* _WORK TO DO_:
Copy each line below without leaving any out.

---------- RECORDS PROVIDED ----------

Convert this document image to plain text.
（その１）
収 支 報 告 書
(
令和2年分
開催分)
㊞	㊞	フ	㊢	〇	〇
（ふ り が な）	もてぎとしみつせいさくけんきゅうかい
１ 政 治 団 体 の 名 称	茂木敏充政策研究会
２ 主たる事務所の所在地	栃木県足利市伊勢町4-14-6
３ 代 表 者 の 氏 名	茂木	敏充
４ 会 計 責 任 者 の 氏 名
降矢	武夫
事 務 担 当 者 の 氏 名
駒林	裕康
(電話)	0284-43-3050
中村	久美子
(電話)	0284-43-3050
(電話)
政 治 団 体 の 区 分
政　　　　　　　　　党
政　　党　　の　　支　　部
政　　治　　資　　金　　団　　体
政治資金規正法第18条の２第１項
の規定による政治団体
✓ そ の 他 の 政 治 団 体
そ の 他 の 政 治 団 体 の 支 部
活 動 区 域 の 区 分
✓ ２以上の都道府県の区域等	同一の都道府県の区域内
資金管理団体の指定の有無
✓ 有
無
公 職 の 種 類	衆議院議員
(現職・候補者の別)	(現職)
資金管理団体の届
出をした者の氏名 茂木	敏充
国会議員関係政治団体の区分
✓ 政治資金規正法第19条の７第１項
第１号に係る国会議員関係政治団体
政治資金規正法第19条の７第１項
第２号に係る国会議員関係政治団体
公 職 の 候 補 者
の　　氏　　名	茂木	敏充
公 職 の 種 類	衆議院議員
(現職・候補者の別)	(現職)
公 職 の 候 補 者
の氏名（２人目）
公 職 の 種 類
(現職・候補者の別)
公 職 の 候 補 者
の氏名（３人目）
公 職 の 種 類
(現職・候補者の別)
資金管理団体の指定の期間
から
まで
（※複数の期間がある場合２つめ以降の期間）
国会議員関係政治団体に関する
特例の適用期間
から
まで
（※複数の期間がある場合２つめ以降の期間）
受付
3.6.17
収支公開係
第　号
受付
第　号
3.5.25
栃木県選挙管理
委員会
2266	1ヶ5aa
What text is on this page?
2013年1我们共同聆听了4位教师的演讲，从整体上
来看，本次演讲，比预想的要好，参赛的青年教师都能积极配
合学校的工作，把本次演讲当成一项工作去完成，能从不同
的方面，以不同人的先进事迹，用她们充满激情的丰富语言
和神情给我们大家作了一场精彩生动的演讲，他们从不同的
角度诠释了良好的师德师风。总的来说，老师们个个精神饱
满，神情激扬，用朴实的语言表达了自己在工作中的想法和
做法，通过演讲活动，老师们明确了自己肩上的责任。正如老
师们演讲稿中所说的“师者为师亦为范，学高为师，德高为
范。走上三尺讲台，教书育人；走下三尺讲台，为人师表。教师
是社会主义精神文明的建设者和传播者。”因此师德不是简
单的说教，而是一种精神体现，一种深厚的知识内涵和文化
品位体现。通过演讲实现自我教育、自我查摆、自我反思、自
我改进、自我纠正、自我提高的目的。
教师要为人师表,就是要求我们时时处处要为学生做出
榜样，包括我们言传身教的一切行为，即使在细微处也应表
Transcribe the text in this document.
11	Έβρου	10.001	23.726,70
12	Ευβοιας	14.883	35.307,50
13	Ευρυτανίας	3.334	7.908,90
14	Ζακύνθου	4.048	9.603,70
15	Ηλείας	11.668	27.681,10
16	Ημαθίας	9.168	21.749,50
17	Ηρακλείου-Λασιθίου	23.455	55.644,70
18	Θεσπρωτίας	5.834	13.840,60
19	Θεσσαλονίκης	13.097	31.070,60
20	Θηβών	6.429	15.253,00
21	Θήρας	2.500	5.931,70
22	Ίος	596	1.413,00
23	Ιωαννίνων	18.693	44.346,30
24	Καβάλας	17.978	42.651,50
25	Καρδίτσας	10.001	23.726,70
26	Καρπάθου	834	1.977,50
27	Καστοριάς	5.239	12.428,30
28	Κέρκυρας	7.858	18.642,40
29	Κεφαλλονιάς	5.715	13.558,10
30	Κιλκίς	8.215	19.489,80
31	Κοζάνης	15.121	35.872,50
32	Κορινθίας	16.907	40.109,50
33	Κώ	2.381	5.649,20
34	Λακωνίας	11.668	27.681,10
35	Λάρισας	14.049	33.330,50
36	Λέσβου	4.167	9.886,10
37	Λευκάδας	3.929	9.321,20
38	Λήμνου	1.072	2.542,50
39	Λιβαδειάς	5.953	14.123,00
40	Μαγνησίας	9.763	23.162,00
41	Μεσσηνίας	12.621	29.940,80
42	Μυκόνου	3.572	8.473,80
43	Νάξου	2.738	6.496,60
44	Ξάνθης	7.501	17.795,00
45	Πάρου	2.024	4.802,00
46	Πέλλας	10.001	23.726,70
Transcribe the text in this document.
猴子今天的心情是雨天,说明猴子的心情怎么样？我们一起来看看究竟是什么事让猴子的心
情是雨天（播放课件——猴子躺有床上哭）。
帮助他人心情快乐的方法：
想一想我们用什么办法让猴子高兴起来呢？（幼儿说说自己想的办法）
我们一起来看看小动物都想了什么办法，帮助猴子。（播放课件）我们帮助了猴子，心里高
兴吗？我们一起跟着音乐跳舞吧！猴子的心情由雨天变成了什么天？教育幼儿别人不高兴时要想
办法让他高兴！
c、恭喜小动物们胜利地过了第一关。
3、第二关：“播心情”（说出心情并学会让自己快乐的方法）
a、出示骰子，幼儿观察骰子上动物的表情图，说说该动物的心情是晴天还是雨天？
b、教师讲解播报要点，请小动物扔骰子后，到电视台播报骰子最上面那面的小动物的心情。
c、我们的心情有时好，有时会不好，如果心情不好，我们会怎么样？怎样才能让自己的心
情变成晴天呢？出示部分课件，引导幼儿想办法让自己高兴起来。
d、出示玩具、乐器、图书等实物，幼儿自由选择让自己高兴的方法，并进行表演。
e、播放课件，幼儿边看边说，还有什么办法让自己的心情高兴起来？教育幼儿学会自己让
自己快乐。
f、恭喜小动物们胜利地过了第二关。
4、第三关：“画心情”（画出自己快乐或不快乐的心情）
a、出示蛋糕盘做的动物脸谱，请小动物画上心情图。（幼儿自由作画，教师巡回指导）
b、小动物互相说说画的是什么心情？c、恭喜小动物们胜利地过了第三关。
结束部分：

----------

* _FULL OUTPUT_:
Convert this document image to plain text.
（その１）
収 支 報 告 書
(
令和2年分
開催分)
㊞	㊞	フ	㊢	〇	〇
（ふ り が な）	もてぎとしみつせいさくけんきゅうかい
１ 政 治 団 体 の 名 称	茂木敏充政策研究会
２ 主たる事務所の所在地	栃木県足利市伊勢町4-14-6
３ 代 表 者 の 氏 名	茂木	敏充
４ 会 計 責 任 者 の 氏 名
降矢	武夫
事 務 担 当 者 の 氏 名
駒林	裕康
(電話)	0284-43-3050
中村	久美子
(電話)	0284-43-3050
(電話)
政 治 団 体 の 区 分
政　　　　　　　　　党
政　　党　　の　　支　　部
政　　治　　資　　金　　団　　体
政治資金規正法第18条の２第１項
の規定による政治団体
✓ そ の 他 の 政 治 団 体
そ の 他 の 政 治 団 体 の 支 部
活 動 区 域 の 区 分
✓ ２以上の都道府県の区域等	同一の都道府県の区域内
資金管理団体の指定の有無
✓ 有
無
公 職 の 種 類	衆議院議員
(現職・候補者の別)	(現職)
資金管理団体の届
出をした者の氏名 茂木	敏充
国会議員関係政治団体の区分
✓ 政治資金規正法第19条の７第１項
第１号に係る国会議員関係政治団体
政治資金規正法第19条の７第１項
第２号に係る国会議員関係政治団体
公 職 の 候 補 者
の　　氏　　名	茂木	敏充
公 職 の 種 類	衆議院議員
(現職・候補者の別)	(現職)
公 職 の 候 補 者
の氏名（２人目）
公 職 の 種 類
(現職・候補者の別)
公 職 の 候 補 者
の氏名（３人目）
公 職 の 種 類
(現職・候補者の別)
資金管理団体の指定の期間
から
まで
（※複数の期間がある場合２つめ以降の期間）
国会議員関係政治団体に関する
特例の適用期間
から
まで
（※複数の期間がある場合２つめ以降の期間）
受付
3.6.17
収支公開係
第　号
受付
第　号
3.5.25
栃木県選挙管理
委員会
2266	1ヶ5aa
What text is on this page?
2013年1我们共同聆听了4位教师的演讲，从整体上
来看，本次演讲，比预想的要好，参赛的青年教师都能积极配
合学校的工作，把本次演讲当成一项工作去完成，能从不同
的方面，以不同人的先进事迹，用她们充满激情的丰富语言
和神情给我们大家作了一场精彩生动的演讲，他们从不同的
角度诠释了良好的师德师风。总的来说，老师们个个精神饱
满，神情激扬，用朴实的语言表达了自己在工作中的想法和
做法，通过演讲活动，老师们明确了自己肩上的责任。正如老
师们演讲稿中所说的“师者为师亦为范，学高为师，德高为
范。走上三尺讲台，教书育人；走下三尺讲台，为人师表。教师
是社会主义精神文明的建设者和传播者。”因此师德不是简
单的说教，而是一种精神体现，一种深厚的知识内涵和文化
品位体现。通过演讲实现自我教育、自我查摆、自我反思、自
我改进、自我纠正、自我提高的目的。
教师要为人师表,就是要求我们时时处处要为学生做出
榜样，包括我们言传身教的一切行为，即使在细微处也应表
Transcribe the text in this document.
11	Έβρου	10.001	23.726,70
12	Ευβοιας	14.883	35.307,50
13	Ευρυτανίας	3.334	7.908,90
14	Ζακύνθου	4.048	9.603,70
15	Ηλείας	11.668	27.681,10
16	Ημαθίας	9.168	21.749,50
17	Ηρακλείου-Λασιθίου	23.455	55.644,70
18	Θεσπρωτίας	5.834	13.840,60
19	Θεσσαλονίκης	13.097	31.070,60
20	Θηβών	6.429	15.253,00
21	Θήρας	2.500	5.931,70
22	Ίος	596	1.413,00
23	Ιωαννίνων	18.693	44.346,30
24	Καβάλας	17.978	42.651,50
25	Καρδίτσας	10.001	23.726,70
26	Καρπάθου	834	1.977,50
27	Καστοριάς	5.239	12.428,30
28	Κέρκυρας	7.858	18.642,40
29	Κεφαλλονιάς	5.715	13.558,10
30	Κιλκίς	8.215	19.489,80
31	Κοζάνης	15.121	35.872,50
32	Κορινθίας	16.907	40.109,50
33	Κώ	2.381	5.649,20
34	Λακωνίας	11.668	27.681,10
35	Λάρισας	14.049	33.330,50
36	Λέσβου	4.167	9.886,10
37	Λευκάδας	3.929	9.321,20
38	Λήμνου	1.072	2.542,50
39	Λιβαδειάς	5.953	14.123,00
40	Μαγνησίας	9.763	23.162,00
41	Μεσσηνίας	12.621	29.940,80
42	Μυκόνου	3.572	8.473,80
43	Νάξου	2.738	6.496,60
44	Ξάνθης	7.501	17.795,00
45	Πάρου	2.024	4.802,00
46	Πέλλας	10.001	23.726,70
Transcribe the text in this document.
猴子今天的心情是雨天,说明猴子的心情怎么样？我们一起来看看究竟是什么事让猴子的心
情是雨天（播放课件——猴子躺有床上哭）。
帮助他人心情快乐的方法：
想一想我们用什么办法让猴子高兴起来呢？（幼儿说说自己想的办法）
我们一起来看看小动物都想了什么办法，帮助猴子。（播放课件）我们帮助了猴子，心里高
兴吗？我们一起跟着音乐跳舞吧！猴子的心情由雨天变成了什么天？教育幼儿别人不高兴时要想
办法让他高兴！
c、恭喜小动物们胜利地过了第一关。
3、第二关：“播心情”（说出心情并学会让自己快乐的方法）
a、出示骰子，幼儿观察骰子上动物的表情图，说说该动物的心情是晴天还是雨天？
b、教师讲解播报要点，请小动物扔骰子后，到电视台播报骰子最上面那面的小动物的心情。
c、我们的心情有时好，有时会不好，如果心情不好，我们会怎么样？怎样才能让自己的心
情变成晴天呢？出示部分课件，引导幼儿想办法让自己高兴起来。
d、出示玩具、乐器、图书等实物，幼儿自由选择让自己高兴的方法，并进行表演。
e、播放课件，幼儿边看边说，还有什么办法让自己的心情高兴起来？教育幼儿学会自己让
自己快乐。
f、恭喜小动物们胜利地过了第二关。
4、第三关：“画心情”（画出自己快乐或不快乐的心情）
a、出示蛋糕盘做的动物脸谱，请小动物画上心情图。（幼儿自由作画，教师巡回指导）
b、小动物互相说说画的是什么心情？c、恭喜小动物们胜利地过了第三关。
结束部分：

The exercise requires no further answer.